## GOAL
Copy every line of the records below where the word "source" occurs.

[BEGIN]

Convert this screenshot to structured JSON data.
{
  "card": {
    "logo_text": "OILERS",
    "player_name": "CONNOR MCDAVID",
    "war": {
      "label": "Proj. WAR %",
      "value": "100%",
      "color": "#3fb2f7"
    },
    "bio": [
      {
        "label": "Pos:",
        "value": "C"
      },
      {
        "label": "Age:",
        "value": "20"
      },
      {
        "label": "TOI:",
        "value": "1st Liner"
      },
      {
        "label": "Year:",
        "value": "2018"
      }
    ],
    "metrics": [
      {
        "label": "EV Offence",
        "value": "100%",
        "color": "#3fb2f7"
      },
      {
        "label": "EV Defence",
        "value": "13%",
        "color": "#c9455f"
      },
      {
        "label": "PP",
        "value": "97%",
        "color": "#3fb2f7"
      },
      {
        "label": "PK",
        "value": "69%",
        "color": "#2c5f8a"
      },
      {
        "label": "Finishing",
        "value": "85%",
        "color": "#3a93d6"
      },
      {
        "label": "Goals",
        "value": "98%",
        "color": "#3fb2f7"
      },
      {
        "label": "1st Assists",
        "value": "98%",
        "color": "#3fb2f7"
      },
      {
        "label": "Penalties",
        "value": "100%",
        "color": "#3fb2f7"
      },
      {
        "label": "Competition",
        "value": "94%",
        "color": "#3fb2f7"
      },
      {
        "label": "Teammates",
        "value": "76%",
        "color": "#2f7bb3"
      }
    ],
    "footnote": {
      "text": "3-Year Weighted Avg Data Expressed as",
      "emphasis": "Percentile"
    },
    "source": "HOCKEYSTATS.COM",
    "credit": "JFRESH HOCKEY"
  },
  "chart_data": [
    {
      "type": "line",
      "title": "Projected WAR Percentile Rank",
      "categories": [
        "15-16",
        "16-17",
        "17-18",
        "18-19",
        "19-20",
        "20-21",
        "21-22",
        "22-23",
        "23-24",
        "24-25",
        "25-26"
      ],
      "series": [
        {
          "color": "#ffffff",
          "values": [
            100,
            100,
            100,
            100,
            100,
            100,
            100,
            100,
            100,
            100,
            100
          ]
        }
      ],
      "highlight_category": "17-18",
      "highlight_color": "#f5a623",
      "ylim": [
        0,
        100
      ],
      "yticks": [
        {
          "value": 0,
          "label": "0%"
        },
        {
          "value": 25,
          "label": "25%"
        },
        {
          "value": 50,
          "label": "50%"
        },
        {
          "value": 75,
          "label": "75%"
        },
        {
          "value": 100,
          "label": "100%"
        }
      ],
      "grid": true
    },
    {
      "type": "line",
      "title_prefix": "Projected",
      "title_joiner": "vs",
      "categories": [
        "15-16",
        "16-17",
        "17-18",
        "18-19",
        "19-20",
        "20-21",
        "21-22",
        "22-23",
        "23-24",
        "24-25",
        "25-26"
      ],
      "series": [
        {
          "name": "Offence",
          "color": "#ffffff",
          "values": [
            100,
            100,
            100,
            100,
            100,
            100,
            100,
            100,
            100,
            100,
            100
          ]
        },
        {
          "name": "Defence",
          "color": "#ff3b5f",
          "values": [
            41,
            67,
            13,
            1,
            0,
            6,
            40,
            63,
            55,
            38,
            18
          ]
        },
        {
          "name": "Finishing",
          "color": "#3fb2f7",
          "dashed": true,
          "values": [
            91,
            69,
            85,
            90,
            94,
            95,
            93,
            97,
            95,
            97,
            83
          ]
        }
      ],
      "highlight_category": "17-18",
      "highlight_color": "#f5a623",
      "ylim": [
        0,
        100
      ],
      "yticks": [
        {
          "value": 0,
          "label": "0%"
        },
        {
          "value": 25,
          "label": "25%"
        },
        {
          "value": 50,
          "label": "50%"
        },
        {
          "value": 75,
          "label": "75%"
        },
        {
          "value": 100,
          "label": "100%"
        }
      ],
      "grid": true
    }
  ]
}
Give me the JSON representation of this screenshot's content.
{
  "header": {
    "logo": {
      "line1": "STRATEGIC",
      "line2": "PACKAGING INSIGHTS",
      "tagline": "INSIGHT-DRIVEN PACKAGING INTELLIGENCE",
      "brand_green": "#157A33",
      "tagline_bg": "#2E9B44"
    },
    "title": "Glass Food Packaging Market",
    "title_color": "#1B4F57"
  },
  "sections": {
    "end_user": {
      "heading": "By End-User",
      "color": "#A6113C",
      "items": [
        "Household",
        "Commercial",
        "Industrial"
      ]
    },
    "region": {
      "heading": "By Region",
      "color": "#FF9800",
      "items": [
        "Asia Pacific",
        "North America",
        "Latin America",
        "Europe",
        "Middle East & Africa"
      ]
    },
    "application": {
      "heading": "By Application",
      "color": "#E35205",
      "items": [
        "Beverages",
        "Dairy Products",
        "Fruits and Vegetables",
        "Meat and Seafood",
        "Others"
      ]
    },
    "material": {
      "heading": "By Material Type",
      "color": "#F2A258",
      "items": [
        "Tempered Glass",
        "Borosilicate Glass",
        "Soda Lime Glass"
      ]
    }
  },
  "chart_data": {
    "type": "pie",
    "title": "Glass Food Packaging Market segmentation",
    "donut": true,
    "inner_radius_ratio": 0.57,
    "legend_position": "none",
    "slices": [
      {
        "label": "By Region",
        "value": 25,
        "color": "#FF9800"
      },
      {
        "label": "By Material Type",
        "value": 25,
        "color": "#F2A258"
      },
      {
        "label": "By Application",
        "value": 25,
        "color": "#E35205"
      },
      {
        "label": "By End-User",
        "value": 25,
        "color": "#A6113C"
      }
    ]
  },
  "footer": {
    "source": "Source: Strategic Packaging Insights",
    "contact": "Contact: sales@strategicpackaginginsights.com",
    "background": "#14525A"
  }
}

[END]

## RESULT OF THIS EXERCISE
    "source": "HOCKEYSTATS.COM",
    "source": "Source: Strategic Packaging Insights",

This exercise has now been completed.